» **Travail à faire**
**a)** Dans le passage sur la régulation des médias en Arménie, extrayez la partie qui commence par les mots contenant "Comme nous l’avons" et se termine par "à cet effet.".
**b)** D'après le passage sur la régulation des médias en Arménie, pourquoi les auteurs recommandent-ils d'apporter d'autres amendements à la loi relative à la radio et à la télévision ? Répondez en une à trois phrases.

» **Passage fourni**

■ ■ ■

L’avis préliminaire des experts du Conseil de l’Europe concernant
ce nouveau processus d’appels d’offres est généralement positif.
Comme nous l’avons indiqué dans nos précédents rapports, le manque
d’indépendance de ces deux principaux organes de régulation des
médias suscite des inquiétudes quant à une éventuelle influence
du gouvernement sur les médias qui sont règlementés par ces organes.
Nous nous félicitons des efforts fournis par les autorités à cet
égard. Toutefois, nous notons que les amendements proposés ne stipulent
pas expressément que les deux organes de régulation doivent être
largement représentatifs de la société arménienne et en traduire
la composition. C’est pourquoi nous recommandons que d’autres amendements soient
apportés à la loi relative à la radio et à la télévision à cet effet.
48. Le 9 septembre 2008, l’Assemblée nationale a adopté un amendement
à la loi relative à la radio et à la télévision qui annule toutes
les offres de fréquences de radiodiffusion jusqu’en 2010, lorsque
l’introduction de la radiodiffusion numérique aura été achevée en
Arménie. L’amendement prolonge la validité de toutes les licences
actuelles jusqu’en janvier 2010. Alors que le gouvernement soutient
que l’adoption de ces amendements était nécessaire pour répondre
aux exigences techniques liées à l’introduction de la radiodiffusion
numérique, l’opposition a qualifié ces amendements de tentative
d’éviter l’organisation d’une procédure ouverte, équitable et transparente
d’octroi des licences comme le demandait l’Assemblée, afin de maintenir
la suspension de la chaîne de télévision A1+.
49. Nous prenons bonne note des discussions en cours entre les
autorités, l’Assemblée nationale et les experts du Conseil de l’Europe
concernant l’ensemble des réformes législatives proposées, ainsi
que des amendements déjà adoptés à la loi relative à la radio et
à la télévision qui annulent les offres de licences de radiodiffusion
jusqu’en 2010. Nous comprenons que le Conseil de l’Europe fournira
un avis d’expert sur les amendements révisés à la loi relative à
la radiotélévision et est prêt à fournir un expert en bandes de fréquences
pour analyser les conséquences techniques de l’introduction de la
radiodiffusion numérique. En outre, les amendements à la loi relative
à la radio et à la télévision relatifs à l’annulation des offres
de licences de radiodiffusion ont également été discutés par le
Comité des Ministres en décembre 2008, dans le cadre des débats
sur l’exécution par l’Arménie de l’arrêt de la cour cité plus haut
dans l’affaire de A1+.

■ ■ ■

» **Extraits de données**

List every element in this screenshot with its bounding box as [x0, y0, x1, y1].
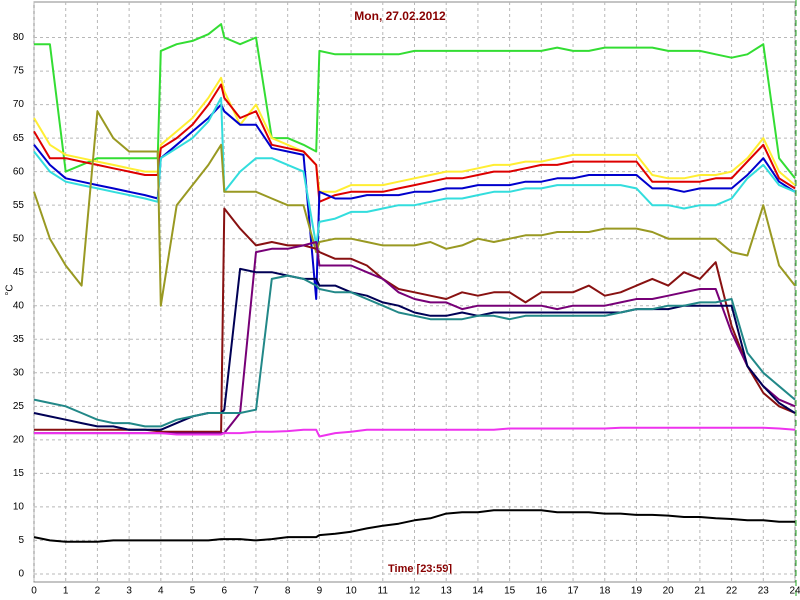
- series-line: [33, 509, 795, 543]
- x-tick-label: 4: [158, 586, 164, 597]
- x-tick-label: 23: [758, 586, 770, 597]
- series-line: [33, 274, 796, 428]
- x-tick-label: 11: [378, 586, 389, 597]
- x-tick-label: 21: [694, 586, 706, 597]
- x-tick-label: 16: [536, 586, 548, 597]
- x-tick-label: 2: [95, 586, 101, 597]
- y-tick-label: 10: [13, 502, 25, 513]
- x-tick-label: 12: [409, 586, 421, 597]
- x-tick-label: 1: [63, 586, 69, 597]
- x-tick-label: 22: [726, 586, 738, 597]
- x-tick-label: 14: [472, 586, 484, 597]
- y-tick-label: 40: [13, 300, 25, 311]
- x-tick-label: 9: [317, 586, 323, 597]
- x-tick-label: 5: [190, 586, 196, 597]
- y-tick-label: 70: [13, 99, 25, 110]
- series-line: [34, 23, 796, 179]
- y-tick-label: 35: [13, 334, 25, 345]
- x-tick-label: 6: [221, 586, 227, 597]
- y-tick-label: 55: [13, 200, 25, 211]
- y-tick-label: 80: [13, 32, 25, 43]
- y-tick-label: 75: [13, 66, 25, 77]
- y-tick-label: 45: [13, 267, 25, 278]
- y-tick-label: 15: [13, 468, 25, 479]
- series-line: [33, 83, 796, 203]
- y-axis-label: °C: [5, 284, 16, 295]
- x-tick-label: 19: [631, 586, 643, 597]
- chart-title: Mon, 27.02.2012: [354, 9, 446, 23]
- series-line: [34, 426, 796, 438]
- x-tick-label: 7: [253, 586, 259, 597]
- x-tick-label: 8: [285, 586, 291, 597]
- x-axis-label: Time [23:59]: [388, 563, 452, 575]
- x-tick-label: 0: [31, 586, 37, 597]
- x-tick-label: 13: [441, 586, 453, 597]
- x-tick-label: 24: [789, 586, 800, 597]
- y-tick-label: 60: [13, 166, 25, 177]
- y-tick-label: 0: [18, 569, 24, 580]
- y-tick-label: 30: [13, 367, 25, 378]
- y-tick-label: 65: [13, 133, 25, 144]
- x-tick-label: 17: [567, 586, 579, 597]
- series-line: [33, 110, 796, 307]
- x-tick-label: 3: [126, 586, 132, 597]
- y-tick-label: 50: [13, 233, 25, 244]
- x-tick-label: 18: [599, 586, 611, 597]
- y-tick-label: 25: [13, 401, 25, 412]
- x-tick-label: 10: [346, 586, 358, 597]
- y-tick-label: 20: [13, 434, 25, 445]
- x-tick-label: 15: [504, 586, 516, 597]
- series-line: [34, 207, 796, 433]
- series-line: [33, 267, 796, 431]
- x-tick-label: 20: [663, 586, 675, 597]
- y-tick-label: 5: [18, 535, 24, 546]
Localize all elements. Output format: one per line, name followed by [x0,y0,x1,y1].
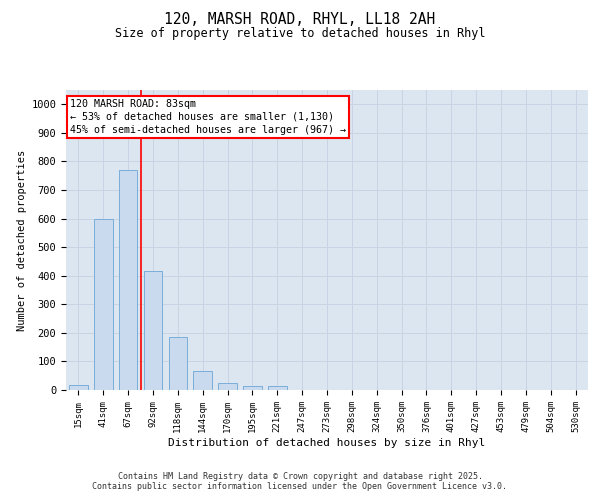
Bar [243,386,262,390]
Bar [268,386,287,390]
Bar [218,383,237,390]
Text: Contains public sector information licensed under the Open Government Licence v3: Contains public sector information licen… [92,482,508,491]
Y-axis label: Number of detached properties: Number of detached properties [17,150,27,330]
Text: 120 MARSH ROAD: 83sqm
← 53% of detached houses are smaller (1,130)
45% of semi-d: 120 MARSH ROAD: 83sqm ← 53% of detached … [70,98,346,135]
Bar [169,337,187,390]
Text: Contains HM Land Registry data © Crown copyright and database right 2025.: Contains HM Land Registry data © Crown c… [118,472,482,481]
Bar [143,272,163,390]
Text: Size of property relative to detached houses in Rhyl: Size of property relative to detached ho… [115,28,485,40]
Bar [193,372,212,390]
Bar [69,385,88,390]
Text: 120, MARSH ROAD, RHYL, LL18 2AH: 120, MARSH ROAD, RHYL, LL18 2AH [164,12,436,28]
Bar [94,218,113,390]
X-axis label: Distribution of detached houses by size in Rhyl: Distribution of detached houses by size … [169,438,485,448]
Bar [119,170,137,390]
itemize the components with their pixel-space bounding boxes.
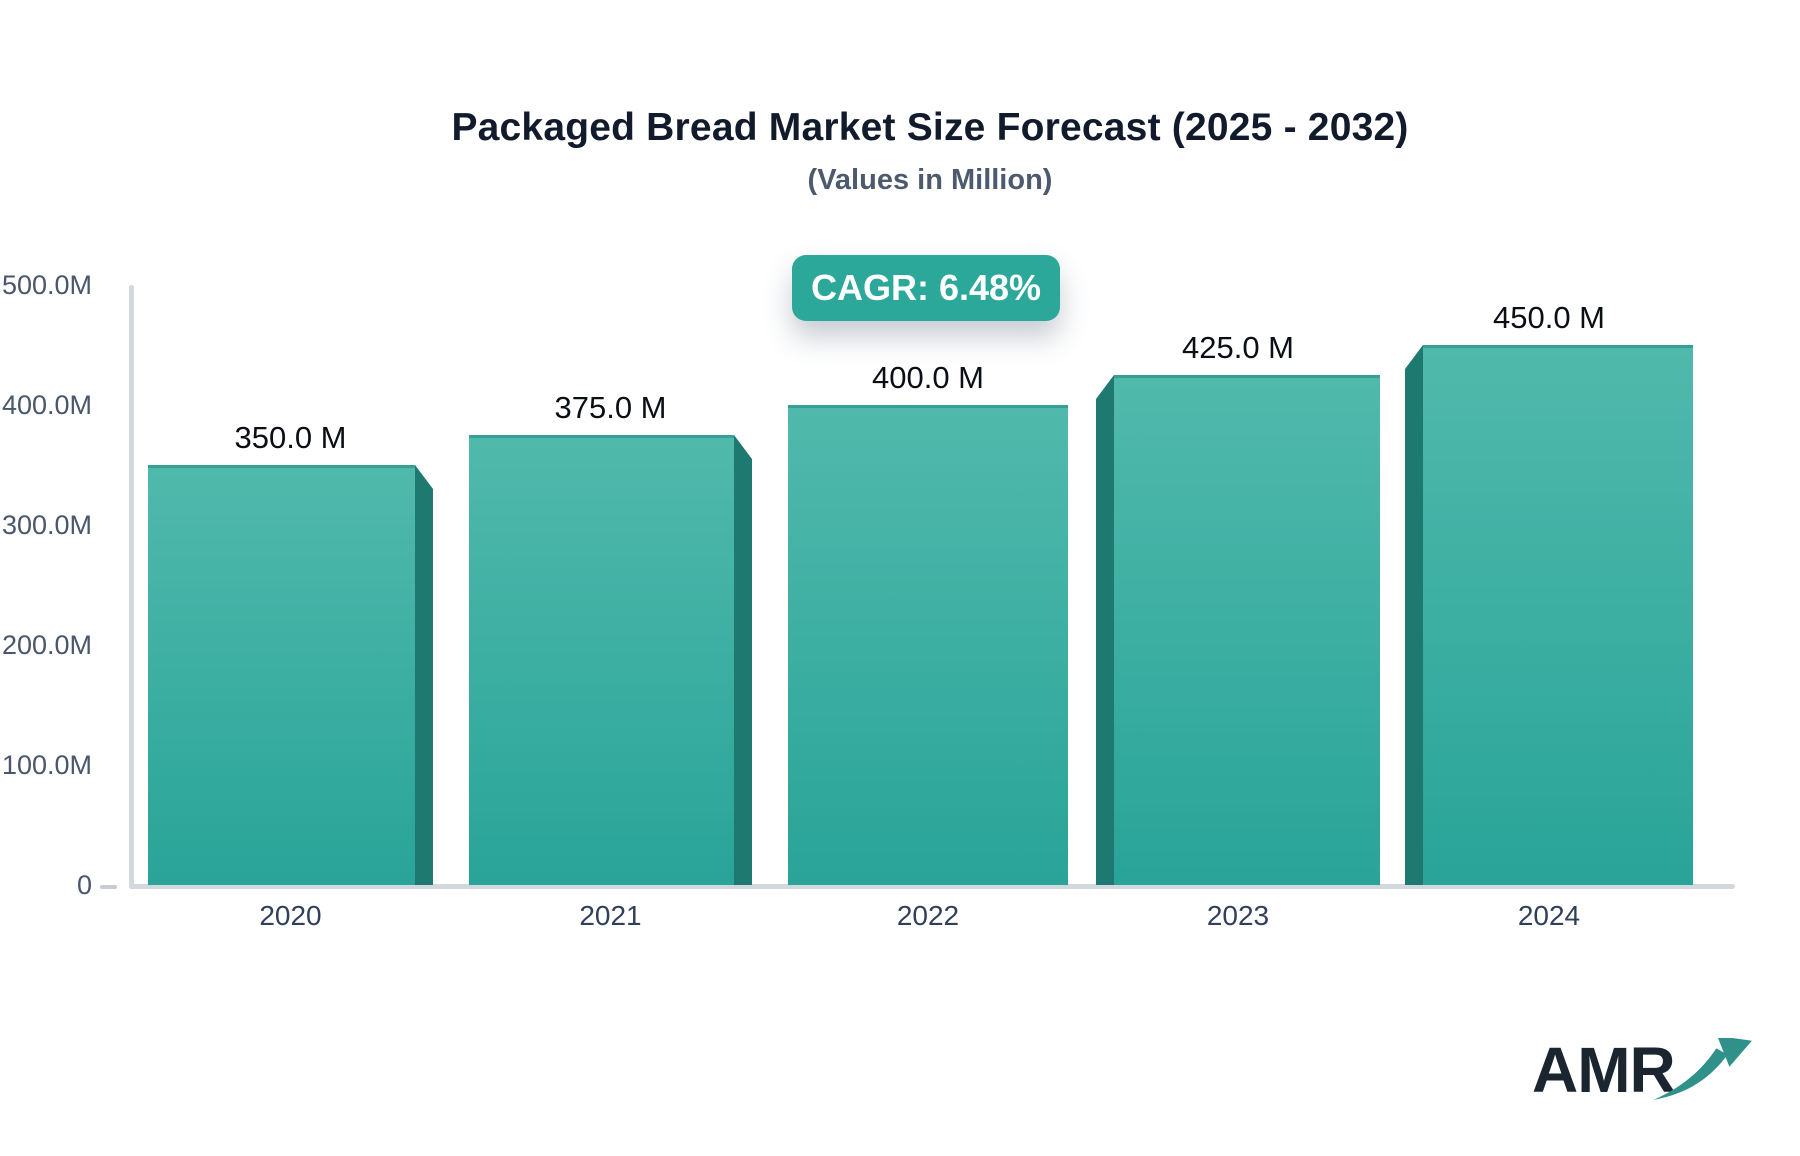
trend-up-arrow-icon (1653, 1038, 1752, 1100)
chart-title: Packaged Bread Market Size Forecast (202… (451, 106, 1409, 149)
bar-2021: 375.0 M 2021 (469, 390, 752, 931)
y-axis-line (129, 285, 134, 889)
bar-side-shade (1096, 375, 1114, 885)
bar-2020: 350.0 M 2020 (148, 420, 433, 931)
bar (788, 405, 1068, 885)
x-axis-label: 2021 (579, 900, 642, 931)
amr-logo-text: AMR (1532, 1034, 1676, 1106)
bar (1114, 375, 1380, 885)
bar-side-shade (415, 465, 433, 885)
bar (1423, 345, 1693, 885)
cagr-badge: CAGR: 6.48% (792, 255, 1060, 321)
y-tick-label: 300.0M (1, 510, 92, 540)
bar-value-label: 350.0 M (234, 420, 347, 455)
x-axis-label: 2023 (1206, 900, 1270, 931)
x-axis-label: 2020 (259, 900, 322, 931)
bar-side-shade (734, 435, 752, 885)
x-axis-line (129, 884, 1735, 889)
bar-side-shade (1405, 345, 1423, 885)
bar-2022: 400.0 M 2022 (788, 360, 1068, 931)
bar-value-label: 450.0 M (1492, 300, 1605, 335)
x-axis-label: 2024 (1517, 900, 1581, 931)
bar (469, 435, 734, 885)
bar-2023: 425.0 M 2023 (1096, 330, 1380, 931)
chart-header: Packaged Bread Market Size Forecast (202… (130, 0, 1730, 197)
y-tick-label: 500.0M (1, 270, 92, 300)
x-axis-label: 2022 (896, 900, 960, 931)
zero-tick-mark (100, 885, 117, 889)
y-tick-label: 200.0M (1, 630, 92, 660)
bar (148, 465, 415, 885)
chart-subtitle: (Values in Million) (807, 164, 1053, 196)
bar-value-label: 375.0 M (554, 390, 667, 425)
bar-value-label: 425.0 M (1181, 330, 1294, 365)
bar-value-label: 400.0 M (871, 360, 984, 395)
bar-2024: 450.0 M 2024 (1405, 300, 1693, 931)
y-tick-label: 400.0M (1, 390, 92, 420)
y-tick-label: 0 (76, 870, 92, 900)
amr-logo: AMR (1532, 1038, 1762, 1118)
y-tick-label: 100.0M (1, 750, 92, 780)
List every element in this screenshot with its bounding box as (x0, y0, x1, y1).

■ ■ ■

» **Réponses par tâche**
**a)**
Comme nous l’avons indiqué dans nos précédents rapports, le manque
d’indépendance de ces deux principaux organes de régulation des
médias suscite des inquiétudes quant à une éventuelle influence
du gouvernement sur les médias qui sont règlementés par ces organes.
Nous nous félicitons des efforts fournis par les autorités à cet
égard. Toutefois, nous notons que les amendements proposés ne stipulent
pas expressément que les deux organes de régulation doivent être
largement représentatifs de la société arménienne et en traduire
la composition. C’est pourquoi nous recommandons que d’autres amendements soient
apportés à la loi relative à la radio et à la télévision à cet effet.

**b)** Les amendements proposés ne stipulent pas expressément que les deux organes de régulation doivent être largement représentatifs de la société arménienne et en traduire la composition. C'est pour combler ce manque que les auteurs recommandent d'autres amendements.